━━ Information shown ━━

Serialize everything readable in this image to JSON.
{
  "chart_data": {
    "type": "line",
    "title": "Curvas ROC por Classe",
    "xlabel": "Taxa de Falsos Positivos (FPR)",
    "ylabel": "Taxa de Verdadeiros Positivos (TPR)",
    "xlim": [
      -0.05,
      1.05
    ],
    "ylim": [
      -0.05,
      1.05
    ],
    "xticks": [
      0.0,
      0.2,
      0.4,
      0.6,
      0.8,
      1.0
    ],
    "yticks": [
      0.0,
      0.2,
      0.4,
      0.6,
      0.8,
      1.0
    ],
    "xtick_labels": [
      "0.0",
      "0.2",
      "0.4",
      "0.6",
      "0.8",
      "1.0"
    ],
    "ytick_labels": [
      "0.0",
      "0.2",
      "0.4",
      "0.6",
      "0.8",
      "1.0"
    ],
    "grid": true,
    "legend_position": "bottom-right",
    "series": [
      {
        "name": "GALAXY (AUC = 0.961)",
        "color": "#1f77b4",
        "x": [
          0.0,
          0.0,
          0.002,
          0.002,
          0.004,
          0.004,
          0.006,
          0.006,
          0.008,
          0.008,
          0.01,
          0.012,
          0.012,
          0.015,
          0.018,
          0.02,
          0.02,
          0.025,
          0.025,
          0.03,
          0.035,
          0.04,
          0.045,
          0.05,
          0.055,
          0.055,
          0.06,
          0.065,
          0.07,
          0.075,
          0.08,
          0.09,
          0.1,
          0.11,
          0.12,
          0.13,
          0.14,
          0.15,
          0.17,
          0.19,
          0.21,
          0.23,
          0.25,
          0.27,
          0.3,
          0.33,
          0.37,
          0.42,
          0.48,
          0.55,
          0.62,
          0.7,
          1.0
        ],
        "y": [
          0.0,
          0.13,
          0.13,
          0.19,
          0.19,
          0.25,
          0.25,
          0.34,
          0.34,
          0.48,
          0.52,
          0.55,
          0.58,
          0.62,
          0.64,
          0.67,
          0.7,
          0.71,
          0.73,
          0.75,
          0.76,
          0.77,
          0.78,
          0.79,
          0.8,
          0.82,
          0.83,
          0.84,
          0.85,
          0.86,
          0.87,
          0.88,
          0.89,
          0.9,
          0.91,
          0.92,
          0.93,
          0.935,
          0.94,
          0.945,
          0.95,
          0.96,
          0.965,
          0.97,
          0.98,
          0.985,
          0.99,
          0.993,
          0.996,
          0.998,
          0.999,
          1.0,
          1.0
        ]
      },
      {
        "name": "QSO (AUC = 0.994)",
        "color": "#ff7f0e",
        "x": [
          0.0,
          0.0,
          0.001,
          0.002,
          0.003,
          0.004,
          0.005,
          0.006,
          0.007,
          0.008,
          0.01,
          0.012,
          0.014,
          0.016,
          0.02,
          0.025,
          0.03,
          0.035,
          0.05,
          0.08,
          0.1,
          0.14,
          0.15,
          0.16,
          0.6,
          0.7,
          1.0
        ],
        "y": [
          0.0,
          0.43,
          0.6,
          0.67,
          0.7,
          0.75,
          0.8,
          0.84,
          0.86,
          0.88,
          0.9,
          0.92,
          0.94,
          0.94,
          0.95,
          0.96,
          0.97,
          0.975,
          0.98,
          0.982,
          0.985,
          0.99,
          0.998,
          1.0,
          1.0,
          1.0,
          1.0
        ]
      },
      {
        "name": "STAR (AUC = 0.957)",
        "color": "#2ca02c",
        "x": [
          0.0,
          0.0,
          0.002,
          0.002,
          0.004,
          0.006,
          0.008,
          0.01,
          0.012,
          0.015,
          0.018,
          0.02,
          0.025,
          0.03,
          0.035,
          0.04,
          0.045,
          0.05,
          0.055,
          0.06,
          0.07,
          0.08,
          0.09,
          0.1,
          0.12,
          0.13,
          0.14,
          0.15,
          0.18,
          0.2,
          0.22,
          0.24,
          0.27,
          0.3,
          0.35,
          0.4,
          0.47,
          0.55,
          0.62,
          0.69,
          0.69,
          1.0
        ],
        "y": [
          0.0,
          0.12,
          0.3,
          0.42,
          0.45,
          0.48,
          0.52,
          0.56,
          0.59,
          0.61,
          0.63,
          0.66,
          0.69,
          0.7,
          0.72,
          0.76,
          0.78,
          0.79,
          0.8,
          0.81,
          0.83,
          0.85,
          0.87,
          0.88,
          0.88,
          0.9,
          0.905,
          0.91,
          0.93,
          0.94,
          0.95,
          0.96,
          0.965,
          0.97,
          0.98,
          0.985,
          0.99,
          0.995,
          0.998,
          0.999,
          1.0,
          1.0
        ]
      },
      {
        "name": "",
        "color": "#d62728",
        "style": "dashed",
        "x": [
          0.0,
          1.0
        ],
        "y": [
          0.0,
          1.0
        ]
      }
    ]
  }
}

━━━

### Do this
Pick out all the lines with the word "color" in them and copy them.

### Completed task
        "color": "#1f77b4",
        "color": "#ff7f0e",
        "color": "#2ca02c",
        "color": "#d62728",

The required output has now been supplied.